■ Given exercise
Present the following data again exactly as it is shown.

■ Dataset
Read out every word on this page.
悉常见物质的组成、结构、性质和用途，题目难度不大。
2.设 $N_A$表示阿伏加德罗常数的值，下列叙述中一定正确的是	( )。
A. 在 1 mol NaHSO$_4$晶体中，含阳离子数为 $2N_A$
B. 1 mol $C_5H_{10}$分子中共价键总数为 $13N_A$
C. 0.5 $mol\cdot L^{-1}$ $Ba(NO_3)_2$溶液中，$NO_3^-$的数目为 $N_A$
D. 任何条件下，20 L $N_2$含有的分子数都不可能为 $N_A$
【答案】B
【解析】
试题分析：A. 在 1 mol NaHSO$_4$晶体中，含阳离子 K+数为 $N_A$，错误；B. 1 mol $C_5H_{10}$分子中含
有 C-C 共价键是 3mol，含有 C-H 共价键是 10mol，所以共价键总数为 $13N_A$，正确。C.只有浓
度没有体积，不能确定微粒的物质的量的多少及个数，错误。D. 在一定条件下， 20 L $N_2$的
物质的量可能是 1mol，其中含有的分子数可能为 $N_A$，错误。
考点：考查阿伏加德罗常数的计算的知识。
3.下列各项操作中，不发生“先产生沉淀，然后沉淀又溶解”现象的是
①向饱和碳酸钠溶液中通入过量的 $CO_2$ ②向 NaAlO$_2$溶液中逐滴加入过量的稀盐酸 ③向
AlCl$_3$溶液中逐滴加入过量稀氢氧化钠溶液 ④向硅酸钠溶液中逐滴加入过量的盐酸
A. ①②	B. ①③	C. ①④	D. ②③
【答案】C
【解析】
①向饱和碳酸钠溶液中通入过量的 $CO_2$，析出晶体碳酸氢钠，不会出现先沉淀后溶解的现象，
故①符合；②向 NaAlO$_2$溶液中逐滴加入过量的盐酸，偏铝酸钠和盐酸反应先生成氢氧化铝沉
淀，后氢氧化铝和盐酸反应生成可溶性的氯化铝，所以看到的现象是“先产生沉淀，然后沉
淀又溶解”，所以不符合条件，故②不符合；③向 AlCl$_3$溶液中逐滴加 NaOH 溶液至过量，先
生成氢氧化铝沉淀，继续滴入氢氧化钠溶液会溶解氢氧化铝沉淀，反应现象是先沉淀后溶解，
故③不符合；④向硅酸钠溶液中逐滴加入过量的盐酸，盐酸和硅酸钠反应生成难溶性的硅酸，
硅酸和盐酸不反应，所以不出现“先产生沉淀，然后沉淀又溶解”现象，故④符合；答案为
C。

■ Solved exercise
Read out every word on this page.
悉常见物质的组成、结构、性质和用途，题目难度不大。
2.设 $N_A$表示阿伏加德罗常数的值，下列叙述中一定正确的是	( )。
A. 在 1 mol NaHSO$_4$晶体中，含阳离子数为 $2N_A$
B. 1 mol $C_5H_{10}$分子中共价键总数为 $13N_A$
C. 0.5 $mol\cdot L^{-1}$ $Ba(NO_3)_2$溶液中，$NO_3^-$的数目为 $N_A$
D. 任何条件下，20 L $N_2$含有的分子数都不可能为 $N_A$
【答案】B
【解析】
试题分析：A. 在 1 mol NaHSO$_4$晶体中，含阳离子 K+数为 $N_A$，错误；B. 1 mol $C_5H_{10}$分子中含
有 C-C 共价键是 3mol，含有 C-H 共价键是 10mol，所以共价键总数为 $13N_A$，正确。C.只有浓
度没有体积，不能确定微粒的物质的量的多少及个数，错误。D. 在一定条件下， 20 L $N_2$的
物质的量可能是 1mol，其中含有的分子数可能为 $N_A$，错误。
考点：考查阿伏加德罗常数的计算的知识。
3.下列各项操作中，不发生“先产生沉淀，然后沉淀又溶解”现象的是
①向饱和碳酸钠溶液中通入过量的 $CO_2$ ②向 NaAlO$_2$溶液中逐滴加入过量的稀盐酸 ③向
AlCl$_3$溶液中逐滴加入过量稀氢氧化钠溶液 ④向硅酸钠溶液中逐滴加入过量的盐酸
A. ①②	B. ①③	C. ①④	D. ②③
【答案】C
【解析】
①向饱和碳酸钠溶液中通入过量的 $CO_2$，析出晶体碳酸氢钠，不会出现先沉淀后溶解的现象，
故①符合；②向 NaAlO$_2$溶液中逐滴加入过量的盐酸，偏铝酸钠和盐酸反应先生成氢氧化铝沉
淀，后氢氧化铝和盐酸反应生成可溶性的氯化铝，所以看到的现象是“先产生沉淀，然后沉
淀又溶解”，所以不符合条件，故②不符合；③向 AlCl$_3$溶液中逐滴加 NaOH 溶液至过量，先
生成氢氧化铝沉淀，继续滴入氢氧化钠溶液会溶解氢氧化铝沉淀，反应现象是先沉淀后溶解，
故③不符合；④向硅酸钠溶液中逐滴加入过量的盐酸，盐酸和硅酸钠反应生成难溶性的硅酸，
硅酸和盐酸不反应，所以不出现“先产生沉淀，然后沉淀又溶解”现象，故④符合；答案为
C。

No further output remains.